In the entries below, identify every line with the string "structured" and copy it.

- _Recorded data_:
>> Begin
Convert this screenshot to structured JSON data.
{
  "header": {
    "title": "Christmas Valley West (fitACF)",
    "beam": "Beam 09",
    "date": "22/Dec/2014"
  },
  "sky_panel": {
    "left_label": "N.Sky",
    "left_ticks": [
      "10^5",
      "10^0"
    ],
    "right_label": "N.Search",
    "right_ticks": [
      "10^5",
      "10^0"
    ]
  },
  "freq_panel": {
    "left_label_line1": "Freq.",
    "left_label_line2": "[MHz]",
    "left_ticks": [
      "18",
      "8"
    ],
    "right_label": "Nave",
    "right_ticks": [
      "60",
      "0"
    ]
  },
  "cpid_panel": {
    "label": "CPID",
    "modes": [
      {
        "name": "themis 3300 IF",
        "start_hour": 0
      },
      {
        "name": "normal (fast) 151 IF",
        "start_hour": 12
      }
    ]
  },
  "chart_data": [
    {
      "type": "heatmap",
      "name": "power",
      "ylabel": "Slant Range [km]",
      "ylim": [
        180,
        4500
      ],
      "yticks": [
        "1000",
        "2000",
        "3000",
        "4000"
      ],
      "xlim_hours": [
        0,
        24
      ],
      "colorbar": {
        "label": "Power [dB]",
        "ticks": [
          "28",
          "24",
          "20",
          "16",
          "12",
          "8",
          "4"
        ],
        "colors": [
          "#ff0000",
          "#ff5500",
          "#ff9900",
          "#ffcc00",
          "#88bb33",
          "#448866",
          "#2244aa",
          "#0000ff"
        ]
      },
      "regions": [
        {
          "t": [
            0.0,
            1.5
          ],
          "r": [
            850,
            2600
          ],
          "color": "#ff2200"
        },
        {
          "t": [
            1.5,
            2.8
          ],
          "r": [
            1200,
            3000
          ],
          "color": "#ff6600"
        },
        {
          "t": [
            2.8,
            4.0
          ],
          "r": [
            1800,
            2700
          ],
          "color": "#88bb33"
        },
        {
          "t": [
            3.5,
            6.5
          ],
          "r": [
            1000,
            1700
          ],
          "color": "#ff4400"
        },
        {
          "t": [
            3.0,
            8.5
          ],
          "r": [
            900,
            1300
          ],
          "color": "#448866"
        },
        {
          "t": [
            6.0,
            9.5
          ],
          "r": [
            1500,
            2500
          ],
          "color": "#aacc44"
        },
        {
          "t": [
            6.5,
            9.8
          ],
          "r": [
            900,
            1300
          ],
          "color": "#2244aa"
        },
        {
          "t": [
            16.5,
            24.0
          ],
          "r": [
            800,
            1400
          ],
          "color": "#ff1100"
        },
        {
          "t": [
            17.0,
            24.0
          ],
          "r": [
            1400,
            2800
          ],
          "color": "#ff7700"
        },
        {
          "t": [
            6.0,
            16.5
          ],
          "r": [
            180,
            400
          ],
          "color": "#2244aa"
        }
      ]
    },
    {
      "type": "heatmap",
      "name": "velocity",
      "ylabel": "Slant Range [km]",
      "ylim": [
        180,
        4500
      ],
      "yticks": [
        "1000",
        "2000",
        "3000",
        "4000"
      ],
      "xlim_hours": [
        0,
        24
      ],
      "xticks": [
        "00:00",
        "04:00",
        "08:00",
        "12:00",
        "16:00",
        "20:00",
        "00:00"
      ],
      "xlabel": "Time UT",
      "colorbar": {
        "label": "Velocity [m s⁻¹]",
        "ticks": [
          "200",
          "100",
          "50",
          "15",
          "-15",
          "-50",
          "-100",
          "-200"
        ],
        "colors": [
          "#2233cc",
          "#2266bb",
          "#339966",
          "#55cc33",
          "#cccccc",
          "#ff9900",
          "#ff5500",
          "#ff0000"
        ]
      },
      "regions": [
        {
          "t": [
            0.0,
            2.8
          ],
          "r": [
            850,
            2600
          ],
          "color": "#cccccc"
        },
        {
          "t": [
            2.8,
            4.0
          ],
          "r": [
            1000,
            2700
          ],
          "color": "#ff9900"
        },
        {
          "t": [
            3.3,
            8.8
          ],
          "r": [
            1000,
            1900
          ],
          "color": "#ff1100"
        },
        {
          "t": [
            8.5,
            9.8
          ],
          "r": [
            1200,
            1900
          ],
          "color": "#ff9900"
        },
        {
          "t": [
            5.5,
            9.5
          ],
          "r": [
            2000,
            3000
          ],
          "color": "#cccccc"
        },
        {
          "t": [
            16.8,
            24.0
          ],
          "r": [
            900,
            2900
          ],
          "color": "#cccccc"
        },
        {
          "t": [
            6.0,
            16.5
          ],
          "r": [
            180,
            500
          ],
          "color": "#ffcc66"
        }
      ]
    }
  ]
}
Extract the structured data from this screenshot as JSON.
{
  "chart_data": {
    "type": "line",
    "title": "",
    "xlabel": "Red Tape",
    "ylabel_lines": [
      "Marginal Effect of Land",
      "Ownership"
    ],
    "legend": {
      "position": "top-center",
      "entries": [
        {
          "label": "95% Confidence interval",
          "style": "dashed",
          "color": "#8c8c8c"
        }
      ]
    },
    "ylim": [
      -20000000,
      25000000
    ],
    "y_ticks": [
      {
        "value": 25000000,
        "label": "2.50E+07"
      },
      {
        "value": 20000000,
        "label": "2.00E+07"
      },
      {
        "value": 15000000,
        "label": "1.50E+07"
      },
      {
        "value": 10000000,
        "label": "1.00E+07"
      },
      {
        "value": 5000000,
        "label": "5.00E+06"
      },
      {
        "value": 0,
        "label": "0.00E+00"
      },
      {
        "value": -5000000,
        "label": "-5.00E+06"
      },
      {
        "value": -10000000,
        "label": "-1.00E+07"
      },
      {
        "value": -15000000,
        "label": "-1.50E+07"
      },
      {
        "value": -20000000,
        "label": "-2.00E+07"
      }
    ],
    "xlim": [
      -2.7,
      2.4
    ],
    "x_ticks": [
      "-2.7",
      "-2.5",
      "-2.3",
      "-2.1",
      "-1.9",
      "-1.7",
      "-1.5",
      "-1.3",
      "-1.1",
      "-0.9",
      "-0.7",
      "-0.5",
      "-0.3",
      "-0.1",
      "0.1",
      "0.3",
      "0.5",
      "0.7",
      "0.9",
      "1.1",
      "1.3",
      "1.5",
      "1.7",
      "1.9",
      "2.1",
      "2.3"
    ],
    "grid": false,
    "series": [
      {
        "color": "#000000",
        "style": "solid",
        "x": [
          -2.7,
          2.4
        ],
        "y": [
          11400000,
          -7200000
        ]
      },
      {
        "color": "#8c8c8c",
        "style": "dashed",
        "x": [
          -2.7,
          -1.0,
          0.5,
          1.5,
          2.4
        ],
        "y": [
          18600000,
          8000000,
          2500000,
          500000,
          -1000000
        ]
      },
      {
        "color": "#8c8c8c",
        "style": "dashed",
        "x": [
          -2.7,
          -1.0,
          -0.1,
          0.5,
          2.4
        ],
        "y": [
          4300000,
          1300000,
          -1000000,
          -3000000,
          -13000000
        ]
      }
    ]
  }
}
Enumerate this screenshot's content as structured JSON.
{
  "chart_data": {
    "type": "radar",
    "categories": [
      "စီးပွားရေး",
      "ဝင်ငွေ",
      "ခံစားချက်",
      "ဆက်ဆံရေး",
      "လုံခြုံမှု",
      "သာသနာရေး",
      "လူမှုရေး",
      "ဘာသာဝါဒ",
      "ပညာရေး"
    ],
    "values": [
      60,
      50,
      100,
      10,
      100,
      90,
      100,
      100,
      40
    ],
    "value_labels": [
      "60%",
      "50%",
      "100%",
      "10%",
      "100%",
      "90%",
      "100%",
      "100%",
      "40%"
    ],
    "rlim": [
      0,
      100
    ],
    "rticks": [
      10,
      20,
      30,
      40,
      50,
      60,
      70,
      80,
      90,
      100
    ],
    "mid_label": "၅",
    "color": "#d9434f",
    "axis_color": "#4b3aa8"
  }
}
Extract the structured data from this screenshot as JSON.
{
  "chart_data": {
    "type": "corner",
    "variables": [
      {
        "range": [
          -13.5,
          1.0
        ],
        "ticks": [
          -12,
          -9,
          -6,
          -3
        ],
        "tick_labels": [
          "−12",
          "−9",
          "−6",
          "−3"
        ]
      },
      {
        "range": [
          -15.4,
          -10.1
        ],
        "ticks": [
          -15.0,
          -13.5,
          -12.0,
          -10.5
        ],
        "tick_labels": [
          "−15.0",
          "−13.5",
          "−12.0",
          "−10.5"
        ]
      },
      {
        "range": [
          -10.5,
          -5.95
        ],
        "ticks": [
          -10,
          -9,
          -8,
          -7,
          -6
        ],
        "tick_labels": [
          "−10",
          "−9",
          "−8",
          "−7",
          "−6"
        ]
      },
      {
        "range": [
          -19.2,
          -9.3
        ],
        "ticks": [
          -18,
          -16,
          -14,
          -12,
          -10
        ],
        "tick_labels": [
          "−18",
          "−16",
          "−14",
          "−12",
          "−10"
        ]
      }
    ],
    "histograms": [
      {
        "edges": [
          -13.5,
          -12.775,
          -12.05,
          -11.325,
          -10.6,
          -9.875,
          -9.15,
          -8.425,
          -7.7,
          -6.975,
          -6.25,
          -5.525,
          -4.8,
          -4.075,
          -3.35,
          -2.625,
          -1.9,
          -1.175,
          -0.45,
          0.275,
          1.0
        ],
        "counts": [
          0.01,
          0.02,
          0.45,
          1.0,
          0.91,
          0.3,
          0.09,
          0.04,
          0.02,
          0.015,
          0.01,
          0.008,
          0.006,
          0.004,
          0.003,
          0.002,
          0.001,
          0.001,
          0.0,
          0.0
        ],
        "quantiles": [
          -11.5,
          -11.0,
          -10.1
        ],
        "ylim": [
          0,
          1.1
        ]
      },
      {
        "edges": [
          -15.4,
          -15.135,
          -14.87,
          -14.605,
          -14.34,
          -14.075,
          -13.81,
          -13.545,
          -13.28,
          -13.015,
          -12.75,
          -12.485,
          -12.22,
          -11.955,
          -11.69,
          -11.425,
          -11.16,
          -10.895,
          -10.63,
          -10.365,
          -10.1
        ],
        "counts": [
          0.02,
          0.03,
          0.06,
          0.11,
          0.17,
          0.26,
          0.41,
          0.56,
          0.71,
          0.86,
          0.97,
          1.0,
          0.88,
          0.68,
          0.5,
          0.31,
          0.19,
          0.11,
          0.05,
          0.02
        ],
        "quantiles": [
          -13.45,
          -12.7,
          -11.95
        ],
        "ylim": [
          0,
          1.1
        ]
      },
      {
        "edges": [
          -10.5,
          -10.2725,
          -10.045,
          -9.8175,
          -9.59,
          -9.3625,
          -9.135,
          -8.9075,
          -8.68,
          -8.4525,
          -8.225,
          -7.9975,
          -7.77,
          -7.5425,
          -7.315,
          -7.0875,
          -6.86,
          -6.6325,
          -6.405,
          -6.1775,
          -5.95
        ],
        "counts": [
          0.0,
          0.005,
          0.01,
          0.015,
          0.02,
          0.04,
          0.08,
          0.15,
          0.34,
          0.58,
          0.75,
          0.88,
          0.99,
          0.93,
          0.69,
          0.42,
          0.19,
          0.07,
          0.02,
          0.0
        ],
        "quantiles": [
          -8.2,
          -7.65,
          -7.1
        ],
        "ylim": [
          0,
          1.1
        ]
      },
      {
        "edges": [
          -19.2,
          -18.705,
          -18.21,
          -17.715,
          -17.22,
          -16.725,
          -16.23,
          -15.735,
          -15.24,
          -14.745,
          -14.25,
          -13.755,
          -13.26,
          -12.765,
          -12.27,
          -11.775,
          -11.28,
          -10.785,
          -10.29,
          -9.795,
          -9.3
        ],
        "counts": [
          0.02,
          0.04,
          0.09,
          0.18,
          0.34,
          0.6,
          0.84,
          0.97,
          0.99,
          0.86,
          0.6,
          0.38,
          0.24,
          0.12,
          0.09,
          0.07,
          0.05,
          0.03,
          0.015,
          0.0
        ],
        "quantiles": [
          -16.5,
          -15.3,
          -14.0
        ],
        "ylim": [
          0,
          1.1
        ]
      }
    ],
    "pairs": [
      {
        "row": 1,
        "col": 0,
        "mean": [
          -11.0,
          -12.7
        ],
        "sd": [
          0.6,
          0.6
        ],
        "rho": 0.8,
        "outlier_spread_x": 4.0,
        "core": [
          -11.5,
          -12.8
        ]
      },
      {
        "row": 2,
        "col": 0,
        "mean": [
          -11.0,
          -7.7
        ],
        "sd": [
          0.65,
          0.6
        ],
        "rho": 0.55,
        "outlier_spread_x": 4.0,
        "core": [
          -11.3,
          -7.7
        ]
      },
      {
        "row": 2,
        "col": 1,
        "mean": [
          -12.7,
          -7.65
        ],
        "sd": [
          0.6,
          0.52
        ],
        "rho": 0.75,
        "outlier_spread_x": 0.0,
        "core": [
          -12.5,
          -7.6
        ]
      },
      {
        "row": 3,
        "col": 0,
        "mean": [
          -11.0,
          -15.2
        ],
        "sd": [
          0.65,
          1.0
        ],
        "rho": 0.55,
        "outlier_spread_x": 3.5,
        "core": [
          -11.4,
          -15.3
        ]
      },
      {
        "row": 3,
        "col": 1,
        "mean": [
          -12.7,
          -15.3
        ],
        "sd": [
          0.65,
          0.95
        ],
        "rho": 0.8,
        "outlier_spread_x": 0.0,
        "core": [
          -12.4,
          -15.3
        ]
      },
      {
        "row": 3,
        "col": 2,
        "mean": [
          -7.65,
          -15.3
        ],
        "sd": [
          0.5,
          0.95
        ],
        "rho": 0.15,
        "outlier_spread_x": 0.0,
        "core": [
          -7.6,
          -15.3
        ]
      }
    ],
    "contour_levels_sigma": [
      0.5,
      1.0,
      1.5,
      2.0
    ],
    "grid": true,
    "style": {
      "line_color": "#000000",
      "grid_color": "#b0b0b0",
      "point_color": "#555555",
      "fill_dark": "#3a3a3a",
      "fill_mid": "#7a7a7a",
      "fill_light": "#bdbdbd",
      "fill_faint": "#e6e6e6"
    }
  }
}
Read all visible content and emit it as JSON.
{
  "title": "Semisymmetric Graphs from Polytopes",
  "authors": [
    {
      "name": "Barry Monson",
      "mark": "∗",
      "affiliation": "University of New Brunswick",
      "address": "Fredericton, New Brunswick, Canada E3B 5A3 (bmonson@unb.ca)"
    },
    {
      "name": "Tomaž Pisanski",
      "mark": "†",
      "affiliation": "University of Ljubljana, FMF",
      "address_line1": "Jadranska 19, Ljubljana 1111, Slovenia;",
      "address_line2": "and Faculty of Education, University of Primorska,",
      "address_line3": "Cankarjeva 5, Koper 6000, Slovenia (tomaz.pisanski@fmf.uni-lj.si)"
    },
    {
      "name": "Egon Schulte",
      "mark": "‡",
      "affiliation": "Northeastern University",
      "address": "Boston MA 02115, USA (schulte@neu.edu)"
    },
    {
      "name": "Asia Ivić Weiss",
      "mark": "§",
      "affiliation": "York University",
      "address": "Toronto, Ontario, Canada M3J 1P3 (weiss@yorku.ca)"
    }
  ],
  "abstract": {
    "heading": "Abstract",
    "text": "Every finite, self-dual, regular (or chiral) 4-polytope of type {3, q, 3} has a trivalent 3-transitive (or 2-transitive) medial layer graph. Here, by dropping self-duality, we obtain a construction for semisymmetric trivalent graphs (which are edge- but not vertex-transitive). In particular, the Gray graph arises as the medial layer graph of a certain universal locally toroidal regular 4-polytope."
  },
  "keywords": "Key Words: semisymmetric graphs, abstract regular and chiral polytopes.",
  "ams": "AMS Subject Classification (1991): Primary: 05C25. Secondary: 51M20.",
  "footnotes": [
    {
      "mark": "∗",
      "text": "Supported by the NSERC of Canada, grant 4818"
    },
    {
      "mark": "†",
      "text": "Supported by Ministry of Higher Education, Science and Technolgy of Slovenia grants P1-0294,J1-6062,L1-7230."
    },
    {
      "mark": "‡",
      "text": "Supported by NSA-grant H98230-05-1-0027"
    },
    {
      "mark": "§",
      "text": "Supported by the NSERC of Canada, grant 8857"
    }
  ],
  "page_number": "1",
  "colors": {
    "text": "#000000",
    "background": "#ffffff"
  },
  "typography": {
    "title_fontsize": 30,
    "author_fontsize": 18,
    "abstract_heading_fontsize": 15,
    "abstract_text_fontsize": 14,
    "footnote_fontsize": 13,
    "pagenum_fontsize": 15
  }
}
>> End
- _Finished exercise_:
Convert this screenshot to structured JSON data.
Extract the structured data from this screenshot as JSON.
Enumerate this screenshot's content as structured JSON.
Extract the structured data from this screenshot as JSON.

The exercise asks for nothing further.